GOAL: Collect each line of the entries that holds the string "JSON".

SUPPLIED ENTRIES:
====================

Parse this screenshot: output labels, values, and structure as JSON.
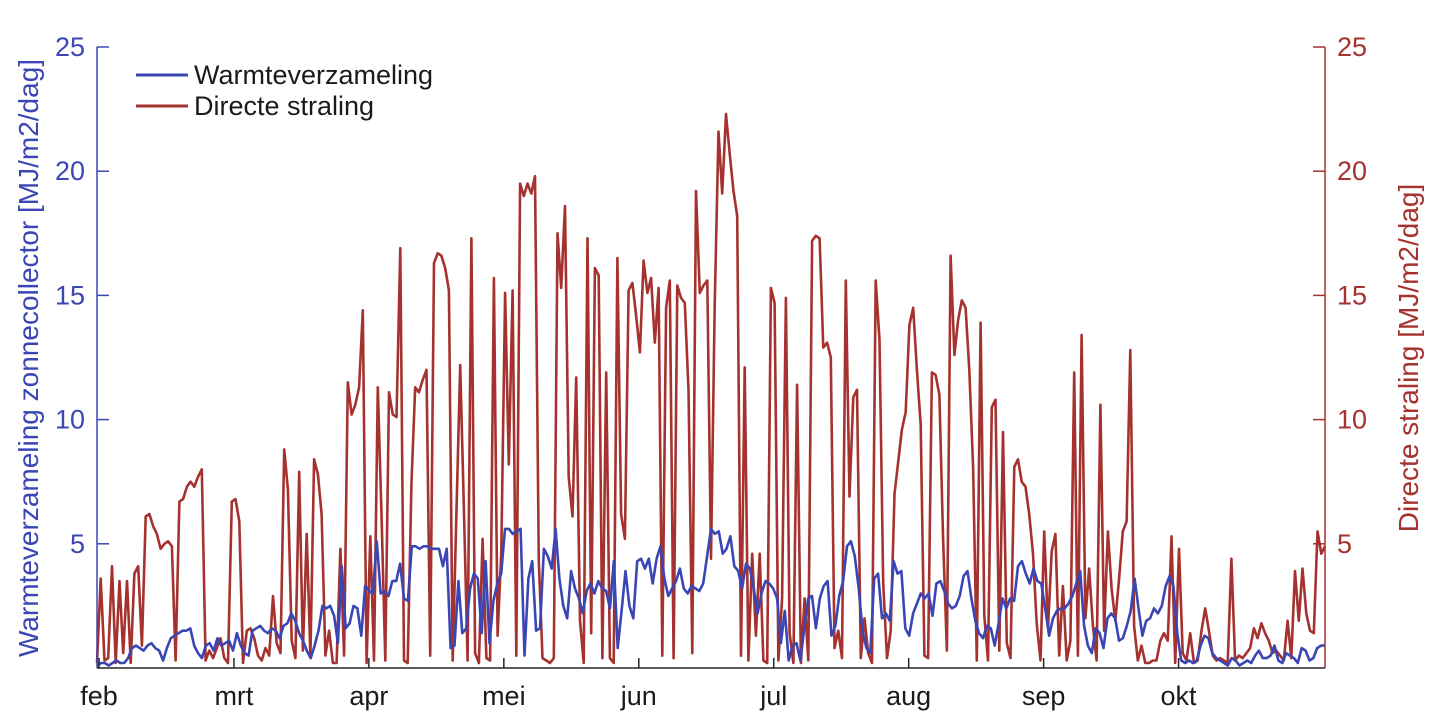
{
  "chart_data": {
    "type": "line",
    "x_axis": {
      "type": "time",
      "start": "feb",
      "end": "okt",
      "tick_labels": [
        "feb",
        "mrt",
        "apr",
        "mei",
        "jun",
        "jul",
        "aug",
        "sep",
        "okt"
      ]
    },
    "y_left": {
      "label": "Warmteverzameling zonnecollector [MJ/m2/dag]",
      "lim": [
        0,
        25
      ],
      "ticks": [
        5,
        10,
        15,
        20,
        25
      ],
      "color": "#3b46b5"
    },
    "y_right": {
      "label": "Directe straling [MJ/m2/dag]",
      "lim": [
        0,
        25
      ],
      "ticks": [
        5,
        10,
        15,
        20,
        25
      ],
      "color": "#a5322f"
    },
    "legend": {
      "placement": "top-left",
      "entries": [
        "Warmteverzameling",
        "Directe straling"
      ]
    },
    "series": [
      {
        "name": "Warmteverzameling",
        "axis": "left",
        "color": "#3b46b5",
        "values": [
          0.1,
          0.2,
          0.2,
          0.1,
          0.2,
          0.3,
          0.2,
          0.2,
          0.4,
          0.8,
          0.9,
          0.8,
          0.7,
          0.9,
          1.0,
          0.8,
          0.7,
          0.3,
          0.8,
          1.2,
          1.3,
          1.4,
          1.5,
          1.5,
          1.6,
          0.9,
          0.6,
          0.4,
          0.9,
          1.0,
          0.7,
          1.2,
          0.9,
          1.0,
          1.1,
          0.7,
          1.4,
          0.9,
          0.6,
          0.5,
          1.5,
          1.6,
          1.7,
          1.5,
          1.4,
          1.6,
          1.5,
          1.2,
          1.7,
          1.8,
          2.2,
          1.9,
          1.4,
          1.1,
          0.7,
          0.4,
          0.9,
          1.5,
          2.5,
          2.4,
          2.5,
          2.1,
          1.0,
          4.1,
          1.6,
          1.8,
          2.5,
          2.4,
          1.3,
          3.3,
          3.1,
          3.0,
          5.1,
          3.0,
          3.1,
          2.9,
          3.5,
          3.5,
          4.2,
          2.8,
          2.7,
          4.9,
          4.9,
          4.8,
          4.9,
          4.9,
          4.8,
          4.8,
          4.8,
          4.1,
          4.8,
          0.8,
          0.9,
          3.5,
          1.4,
          1.6,
          3.2,
          3.8,
          3.6,
          1.4,
          4.3,
          1.0,
          2.7,
          3.4,
          3.8,
          5.6,
          5.6,
          5.4,
          5.5,
          5.6,
          0.5,
          3.6,
          4.3,
          1.5,
          1.6,
          4.8,
          4.5,
          4.0,
          5.6,
          3.6,
          2.5,
          2.0,
          3.9,
          3.2,
          2.8,
          2.2,
          3.1,
          3.4,
          3.0,
          3.5,
          3.2,
          3.1,
          2.4,
          4.3,
          0.8,
          2.3,
          3.9,
          2.5,
          2.0,
          4.3,
          4.4,
          4.0,
          4.4,
          3.4,
          4.4,
          4.9,
          3.6,
          2.9,
          3.2,
          3.5,
          4.0,
          3.2,
          3.0,
          3.3,
          3.2,
          3.1,
          3.4,
          4.5,
          5.6,
          5.4,
          5.5,
          4.6,
          4.8,
          5.3,
          4.1,
          3.9,
          3.2,
          4.2,
          4.0,
          3.2,
          2.2,
          3.0,
          3.5,
          3.4,
          3.2,
          2.8,
          1.0,
          2.3,
          0.3,
          0.9,
          1.0,
          0.3,
          1.6,
          2.8,
          2.9,
          1.6,
          2.8,
          3.3,
          3.5,
          1.3,
          1.7,
          2.9,
          3.5,
          4.9,
          5.1,
          4.5,
          3.2,
          1.5,
          0.8,
          0.6,
          3.6,
          3.8,
          2.0,
          2.2,
          1.9,
          4.3,
          3.8,
          3.9,
          1.6,
          1.3,
          2.2,
          2.6,
          3.0,
          2.8,
          3.0,
          2.1,
          3.4,
          3.5,
          3.1,
          2.6,
          2.4,
          2.5,
          2.9,
          3.7,
          3.9,
          2.8,
          1.9,
          1.4,
          1.2,
          1.7,
          1.6,
          0.9,
          1.8,
          2.8,
          2.4,
          2.8,
          2.7,
          4.1,
          4.3,
          3.8,
          3.4,
          4.0,
          3.5,
          3.4,
          2.4,
          1.3,
          2.0,
          2.3,
          2.4,
          2.4,
          2.6,
          2.9,
          3.4,
          3.9,
          1.7,
          0.9,
          0.6,
          1.6,
          1.4,
          0.8,
          2.0,
          2.2,
          2.0,
          1.1,
          1.2,
          1.7,
          2.3,
          3.6,
          2.4,
          1.3,
          1.9,
          2.0,
          2.4,
          2.2,
          2.5,
          3.3,
          3.7,
          3.3,
          1.4,
          0.3,
          0.2,
          0.3,
          0.2,
          0.3,
          0.9,
          1.3,
          1.2,
          0.6,
          0.4,
          0.3,
          0.2,
          0.1,
          0.4,
          0.3,
          0.1,
          0.2,
          0.3,
          0.2,
          0.5,
          0.7,
          0.4,
          0.4,
          0.5,
          0.9,
          0.3,
          0.2,
          0.6,
          0.5,
          0.4,
          0.2,
          0.8,
          0.7,
          0.3,
          0.4,
          0.8,
          0.9,
          0.9
        ]
      },
      {
        "name": "Directe straling",
        "axis": "right",
        "color": "#a5322f",
        "values": [
          0.2,
          3.6,
          0.3,
          0.4,
          4.1,
          0.2,
          3.5,
          0.6,
          3.5,
          0.2,
          3.8,
          4.1,
          0.9,
          6.1,
          6.2,
          5.7,
          5.4,
          4.8,
          5.0,
          5.1,
          4.9,
          0.3,
          6.7,
          6.8,
          7.3,
          7.5,
          7.3,
          7.7,
          8.0,
          0.3,
          0.7,
          0.4,
          0.8,
          1.2,
          0.4,
          0.2,
          6.7,
          6.8,
          5.9,
          0.2,
          1.5,
          1.6,
          1.2,
          0.5,
          0.3,
          0.8,
          0.5,
          2.9,
          1.0,
          0.6,
          8.8,
          7.2,
          1.1,
          0.4,
          7.9,
          0.7,
          5.4,
          0.5,
          8.4,
          7.8,
          6.2,
          0.5,
          1.5,
          0.2,
          0.2,
          4.8,
          0.5,
          11.5,
          10.2,
          10.6,
          11.3,
          14.4,
          0.2,
          5.3,
          0.3,
          11.3,
          6.2,
          0.3,
          11.1,
          10.2,
          10.1,
          16.9,
          0.3,
          0.2,
          7.5,
          11.3,
          11.1,
          11.6,
          12.0,
          0.5,
          16.3,
          16.7,
          16.6,
          16.1,
          15.2,
          0.3,
          6.2,
          12.2,
          6.4,
          0.3,
          17.3,
          0.6,
          0.2,
          5.2,
          0.4,
          0.3,
          15.7,
          1.3,
          4.7,
          15.1,
          8.2,
          15.2,
          0.5,
          19.5,
          19.0,
          19.5,
          19.1,
          19.8,
          4.3,
          0.4,
          0.3,
          0.2,
          0.4,
          17.5,
          15.3,
          18.6,
          7.7,
          6.1,
          11.7,
          1.9,
          0.2,
          17.3,
          1.4,
          16.1,
          15.8,
          0.4,
          11.9,
          0.4,
          0.2,
          16.5,
          6.2,
          5.2,
          15.2,
          15.5,
          14.2,
          12.7,
          16.4,
          15.1,
          15.7,
          13.1,
          15.3,
          0.5,
          14.5,
          15.6,
          0.4,
          15.4,
          14.9,
          14.7,
          11.2,
          0.6,
          19.2,
          15.1,
          15.4,
          15.6,
          4.4,
          14.6,
          21.6,
          19.1,
          22.3,
          20.7,
          19.2,
          18.2,
          0.5,
          12.1,
          0.3,
          4.6,
          1.3,
          4.6,
          0.3,
          0.2,
          15.3,
          14.7,
          0.3,
          2.8,
          14.9,
          1.4,
          0.2,
          11.4,
          0.2,
          2.8,
          0.3,
          17.2,
          17.4,
          17.3,
          12.9,
          13.1,
          12.5,
          0.8,
          1.5,
          0.4,
          15.6,
          6.9,
          10.9,
          11.2,
          0.4,
          2.0,
          0.6,
          0.2,
          15.6,
          13.2,
          3.4,
          0.4,
          1.5,
          7.0,
          8.3,
          9.6,
          10.3,
          13.8,
          14.5,
          12.0,
          9.8,
          0.5,
          0.4,
          11.9,
          11.8,
          11.0,
          5.2,
          0.7,
          16.6,
          12.6,
          14.0,
          14.8,
          14.5,
          12.0,
          8.1,
          0.3,
          13.9,
          2.1,
          0.3,
          10.5,
          10.8,
          0.7,
          9.5,
          1.0,
          0.4,
          8.1,
          8.4,
          7.5,
          7.3,
          6.2,
          4.6,
          1.8,
          0.3,
          5.5,
          1.6,
          4.7,
          5.4,
          0.5,
          3.3,
          0.3,
          1.1,
          11.9,
          0.5,
          13.4,
          2.0,
          4.0,
          1.7,
          0.3,
          10.6,
          1.5,
          5.5,
          3.2,
          1.9,
          3.6,
          5.5,
          5.9,
          12.8,
          1.7,
          0.3,
          0.9,
          0.2,
          0.2,
          0.3,
          0.3,
          1.1,
          1.4,
          1.1,
          5.3,
          0.2,
          4.8,
          0.6,
          0.3,
          1.4,
          0.2,
          0.3,
          1.5,
          2.4,
          1.5,
          0.5,
          0.3,
          0.4,
          0.3,
          0.2,
          4.4,
          0.3,
          0.5,
          0.4,
          0.6,
          0.8,
          1.6,
          1.2,
          1.8,
          1.4,
          1.1,
          0.6,
          0.7,
          0.5,
          0.3,
          1.9,
          0.4,
          3.9,
          1.9,
          4.0,
          2.2,
          1.5,
          1.4,
          5.5,
          4.6,
          4.9
        ]
      }
    ]
  }
}
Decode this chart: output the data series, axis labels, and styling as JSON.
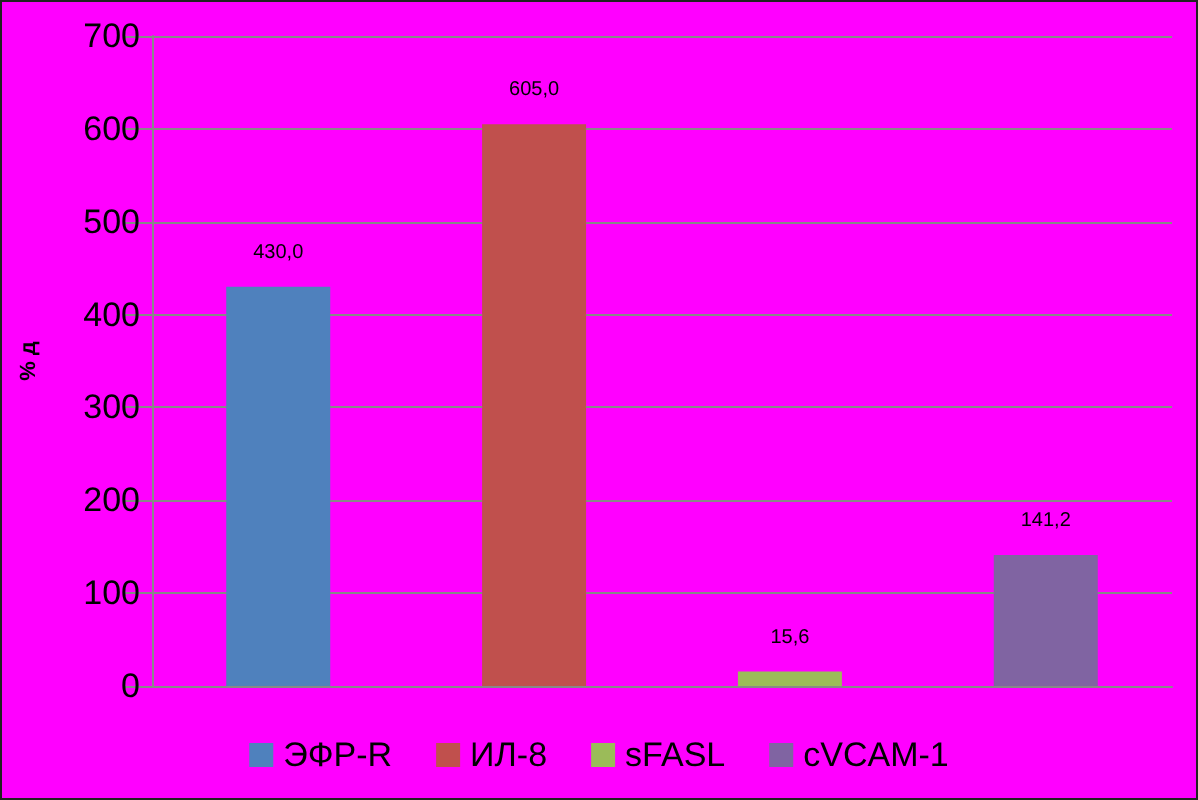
{
  "chart_data": {
    "type": "bar",
    "ylabel": "% д",
    "categories": [
      null
    ],
    "series": [
      {
        "name": "ЭФР-R",
        "color": "#4f81bd",
        "values": [
          430.0
        ],
        "value_labels": [
          "430,0"
        ]
      },
      {
        "name": "ИЛ-8",
        "color": "#c0504d",
        "values": [
          605.0
        ],
        "value_labels": [
          "605,0"
        ]
      },
      {
        "name": "sFASL",
        "color": "#9bbb59",
        "values": [
          15.6
        ],
        "value_labels": [
          "15,6"
        ]
      },
      {
        "name": "cVCAM-1",
        "color": "#8064a2",
        "values": [
          141.2
        ],
        "value_labels": [
          "141,2"
        ]
      }
    ],
    "ylim": [
      0,
      700
    ],
    "yticks": [
      0,
      100,
      200,
      300,
      400,
      500,
      600,
      700
    ],
    "grid": "y",
    "legend": "bottom"
  }
}
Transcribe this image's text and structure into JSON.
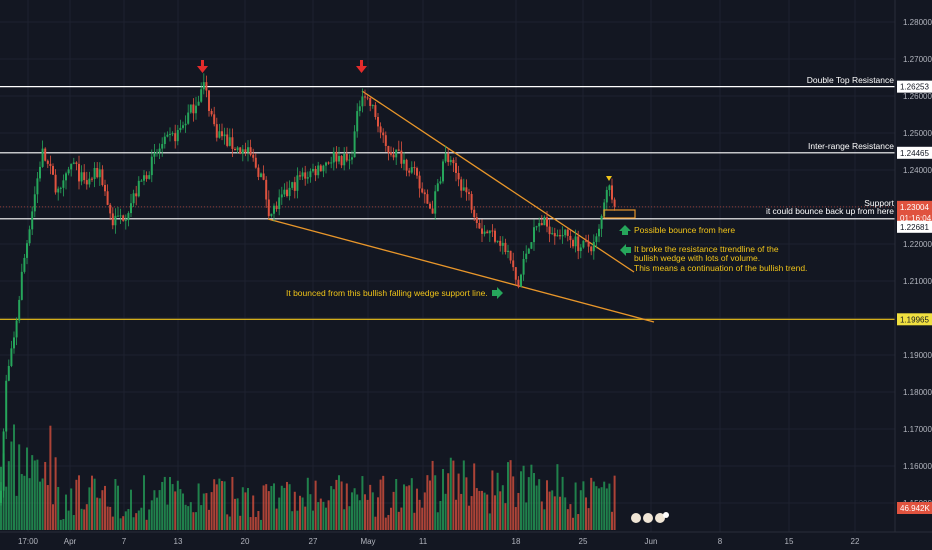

====================

SOLUTION TO THIS EXERCISE:
Parse this screenshot: output labels, values, and structure as JSON.
Decode this chart: output the data series, axis labels, and styling as JSON.
Transcribe this image's text and structure into JSON.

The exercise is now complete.